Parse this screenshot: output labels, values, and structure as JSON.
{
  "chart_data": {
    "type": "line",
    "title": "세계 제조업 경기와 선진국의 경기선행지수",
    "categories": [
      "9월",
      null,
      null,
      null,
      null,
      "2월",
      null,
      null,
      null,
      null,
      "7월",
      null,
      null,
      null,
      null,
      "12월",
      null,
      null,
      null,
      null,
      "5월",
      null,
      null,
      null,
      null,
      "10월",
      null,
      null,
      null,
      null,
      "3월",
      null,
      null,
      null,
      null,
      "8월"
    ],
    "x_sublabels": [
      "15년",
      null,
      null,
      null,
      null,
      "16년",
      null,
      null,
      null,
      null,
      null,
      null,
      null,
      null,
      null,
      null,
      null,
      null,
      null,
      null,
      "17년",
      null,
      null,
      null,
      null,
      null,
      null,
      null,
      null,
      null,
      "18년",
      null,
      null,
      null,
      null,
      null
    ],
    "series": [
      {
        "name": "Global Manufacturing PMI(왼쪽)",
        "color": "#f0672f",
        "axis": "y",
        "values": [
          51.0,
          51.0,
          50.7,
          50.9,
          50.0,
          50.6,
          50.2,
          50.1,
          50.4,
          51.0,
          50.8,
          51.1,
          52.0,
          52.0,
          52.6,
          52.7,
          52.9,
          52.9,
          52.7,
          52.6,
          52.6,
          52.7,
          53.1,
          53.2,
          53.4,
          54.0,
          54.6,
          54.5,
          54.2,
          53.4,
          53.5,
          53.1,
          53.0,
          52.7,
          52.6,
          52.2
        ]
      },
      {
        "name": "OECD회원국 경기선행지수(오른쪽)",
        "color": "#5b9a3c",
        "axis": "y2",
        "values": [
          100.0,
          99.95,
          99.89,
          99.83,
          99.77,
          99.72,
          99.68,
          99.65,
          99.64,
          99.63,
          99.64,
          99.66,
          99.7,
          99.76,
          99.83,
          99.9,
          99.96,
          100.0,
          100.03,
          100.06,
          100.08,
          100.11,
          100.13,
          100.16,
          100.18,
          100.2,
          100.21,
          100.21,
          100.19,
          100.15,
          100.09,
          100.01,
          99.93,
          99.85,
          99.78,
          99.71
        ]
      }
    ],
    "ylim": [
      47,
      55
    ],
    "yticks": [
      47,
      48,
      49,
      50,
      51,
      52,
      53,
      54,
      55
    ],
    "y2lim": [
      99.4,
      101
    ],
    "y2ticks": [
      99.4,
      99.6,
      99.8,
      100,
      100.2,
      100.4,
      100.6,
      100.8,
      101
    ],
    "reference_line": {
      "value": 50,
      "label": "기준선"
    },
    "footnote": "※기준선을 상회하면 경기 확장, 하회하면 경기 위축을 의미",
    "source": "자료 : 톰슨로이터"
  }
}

#####

▶ _THE EXERCISE_:
Transcribe every line of the data, exactly as it stands.

▶ _ANSWER_:
Parse this screenshot: output labels, values, and structure as JSON.
{
  "chart_data": {
    "type": "line",
    "title": "세계 제조업 경기와 선진국의 경기선행지수",
    "categories": [
      "9월",
      null,
      null,
      null,
      null,
      "2월",
      null,
      null,
      null,
      null,
      "7월",
      null,
      null,
      null,
      null,
      "12월",
      null,
      null,
      null,
      null,
      "5월",
      null,
      null,
      null,
      null,
      "10월",
      null,
      null,
      null,
      null,
      "3월",
      null,
      null,
      null,
      null,
      "8월"
    ],
    "x_sublabels": [
      "15년",
      null,
      null,
      null,
      null,
      "16년",
      null,
      null,
      null,
      null,
      null,
      null,
      null,
      null,
      null,
      null,
      null,
      null,
      null,
      null,
      "17년",
      null,
      null,
      null,
      null,
      null,
      null,
      null,
      null,
      null,
      "18년",
      null,
      null,
      null,
      null,
      null
    ],
    "series": [
      {
        "name": "Global Manufacturing PMI(왼쪽)",
        "color": "#f0672f",
        "axis": "y",
        "values": [
          51.0,
          51.0,
          50.7,
          50.9,
          50.0,
          50.6,
          50.2,
          50.1,
          50.4,
          51.0,
          50.8,
          51.1,
          52.0,
          52.0,
          52.6,
          52.7,
          52.9,
          52.9,
          52.7,
          52.6,
          52.6,
          52.7,
          53.1,
          53.2,
          53.4,
          54.0,
          54.6,
          54.5,
          54.2,
          53.4,
          53.5,
          53.1,
          53.0,
          52.7,
          52.6,
          52.2
        ]
      },
      {
        "name": "OECD회원국 경기선행지수(오른쪽)",
        "color": "#5b9a3c",
        "axis": "y2",
        "values": [
          100.0,
          99.95,
          99.89,
          99.83,
          99.77,
          99.72,
          99.68,
          99.65,
          99.64,
          99.63,
          99.64,
          99.66,
          99.7,
          99.76,
          99.83,
          99.9,
          99.96,
          100.0,
          100.03,
          100.06,
          100.08,
          100.11,
          100.13,
          100.16,
          100.18,
          100.2,
          100.21,
          100.21,
          100.19,
          100.15,
          100.09,
          100.01,
          99.93,
          99.85,
          99.78,
          99.71
        ]
      }
    ],
    "ylim": [
      47,
      55
    ],
    "yticks": [
      47,
      48,
      49,
      50,
      51,
      52,
      53,
      54,
      55
    ],
    "y2lim": [
      99.4,
      101
    ],
    "y2ticks": [
      99.4,
      99.6,
      99.8,
      100,
      100.2,
      100.4,
      100.6,
      100.8,
      101
    ],
    "reference_line": {
      "value": 50,
      "label": "기준선"
    },
    "footnote": "※기준선을 상회하면 경기 확장, 하회하면 경기 위축을 의미",
    "source": "자료 : 톰슨로이터"
  }
}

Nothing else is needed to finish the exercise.